#### Excerpted records

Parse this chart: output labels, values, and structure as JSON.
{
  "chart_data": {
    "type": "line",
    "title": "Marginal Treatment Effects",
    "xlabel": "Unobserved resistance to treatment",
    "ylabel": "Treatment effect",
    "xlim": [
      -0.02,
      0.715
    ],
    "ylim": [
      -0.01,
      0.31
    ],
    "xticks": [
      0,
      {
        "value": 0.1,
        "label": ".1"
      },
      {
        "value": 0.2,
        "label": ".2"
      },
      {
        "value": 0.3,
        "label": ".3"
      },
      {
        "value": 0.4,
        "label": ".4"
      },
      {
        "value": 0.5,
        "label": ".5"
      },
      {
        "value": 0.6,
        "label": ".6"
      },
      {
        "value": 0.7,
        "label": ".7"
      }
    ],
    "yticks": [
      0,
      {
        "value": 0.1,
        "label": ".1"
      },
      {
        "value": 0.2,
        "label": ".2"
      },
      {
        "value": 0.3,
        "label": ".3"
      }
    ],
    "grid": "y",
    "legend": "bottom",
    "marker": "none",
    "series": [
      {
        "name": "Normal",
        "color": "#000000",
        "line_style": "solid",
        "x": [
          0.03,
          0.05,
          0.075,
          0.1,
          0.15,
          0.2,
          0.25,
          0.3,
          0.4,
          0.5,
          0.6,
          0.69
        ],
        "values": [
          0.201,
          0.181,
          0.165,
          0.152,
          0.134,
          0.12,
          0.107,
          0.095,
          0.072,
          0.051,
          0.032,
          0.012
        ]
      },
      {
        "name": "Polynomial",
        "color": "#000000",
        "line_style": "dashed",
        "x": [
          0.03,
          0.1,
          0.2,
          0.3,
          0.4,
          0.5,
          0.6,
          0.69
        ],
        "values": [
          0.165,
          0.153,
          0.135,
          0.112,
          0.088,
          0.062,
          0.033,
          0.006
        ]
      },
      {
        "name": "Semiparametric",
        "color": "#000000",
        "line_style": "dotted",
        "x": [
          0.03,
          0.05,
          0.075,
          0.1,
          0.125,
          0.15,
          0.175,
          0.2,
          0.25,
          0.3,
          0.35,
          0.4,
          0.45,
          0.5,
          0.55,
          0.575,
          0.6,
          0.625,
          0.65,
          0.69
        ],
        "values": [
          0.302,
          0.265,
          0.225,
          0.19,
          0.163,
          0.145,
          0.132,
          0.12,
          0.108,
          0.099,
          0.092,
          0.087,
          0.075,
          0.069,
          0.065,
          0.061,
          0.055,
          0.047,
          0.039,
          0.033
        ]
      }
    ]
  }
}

########

◆ **What the task requires**: Transcribe all of the material exactly. Omit nothing.

◆ **Correct output**:
Parse this chart: output labels, values, and structure as JSON.
{
  "chart_data": {
    "type": "line",
    "title": "Marginal Treatment Effects",
    "xlabel": "Unobserved resistance to treatment",
    "ylabel": "Treatment effect",
    "xlim": [
      -0.02,
      0.715
    ],
    "ylim": [
      -0.01,
      0.31
    ],
    "xticks": [
      0,
      {
        "value": 0.1,
        "label": ".1"
      },
      {
        "value": 0.2,
        "label": ".2"
      },
      {
        "value": 0.3,
        "label": ".3"
      },
      {
        "value": 0.4,
        "label": ".4"
      },
      {
        "value": 0.5,
        "label": ".5"
      },
      {
        "value": 0.6,
        "label": ".6"
      },
      {
        "value": 0.7,
        "label": ".7"
      }
    ],
    "yticks": [
      0,
      {
        "value": 0.1,
        "label": ".1"
      },
      {
        "value": 0.2,
        "label": ".2"
      },
      {
        "value": 0.3,
        "label": ".3"
      }
    ],
    "grid": "y",
    "legend": "bottom",
    "marker": "none",
    "series": [
      {
        "name": "Normal",
        "color": "#000000",
        "line_style": "solid",
        "x": [
          0.03,
          0.05,
          0.075,
          0.1,
          0.15,
          0.2,
          0.25,
          0.3,
          0.4,
          0.5,
          0.6,
          0.69
        ],
        "values": [
          0.201,
          0.181,
          0.165,
          0.152,
          0.134,
          0.12,
          0.107,
          0.095,
          0.072,
          0.051,
          0.032,
          0.012
        ]
      },
      {
        "name": "Polynomial",
        "color": "#000000",
        "line_style": "dashed",
        "x": [
          0.03,
          0.1,
          0.2,
          0.3,
          0.4,
          0.5,
          0.6,
          0.69
        ],
        "values": [
          0.165,
          0.153,
          0.135,
          0.112,
          0.088,
          0.062,
          0.033,
          0.006
        ]
      },
      {
        "name": "Semiparametric",
        "color": "#000000",
        "line_style": "dotted",
        "x": [
          0.03,
          0.05,
          0.075,
          0.1,
          0.125,
          0.15,
          0.175,
          0.2,
          0.25,
          0.3,
          0.35,
          0.4,
          0.45,
          0.5,
          0.55,
          0.575,
          0.6,
          0.625,
          0.65,
          0.69
        ],
        "values": [
          0.302,
          0.265,
          0.225,
          0.19,
          0.163,
          0.145,
          0.132,
          0.12,
          0.108,
          0.099,
          0.092,
          0.087,
          0.075,
          0.069,
          0.065,
          0.061,
          0.055,
          0.047,
          0.039,
          0.033
        ]
      }
    ]
  }
}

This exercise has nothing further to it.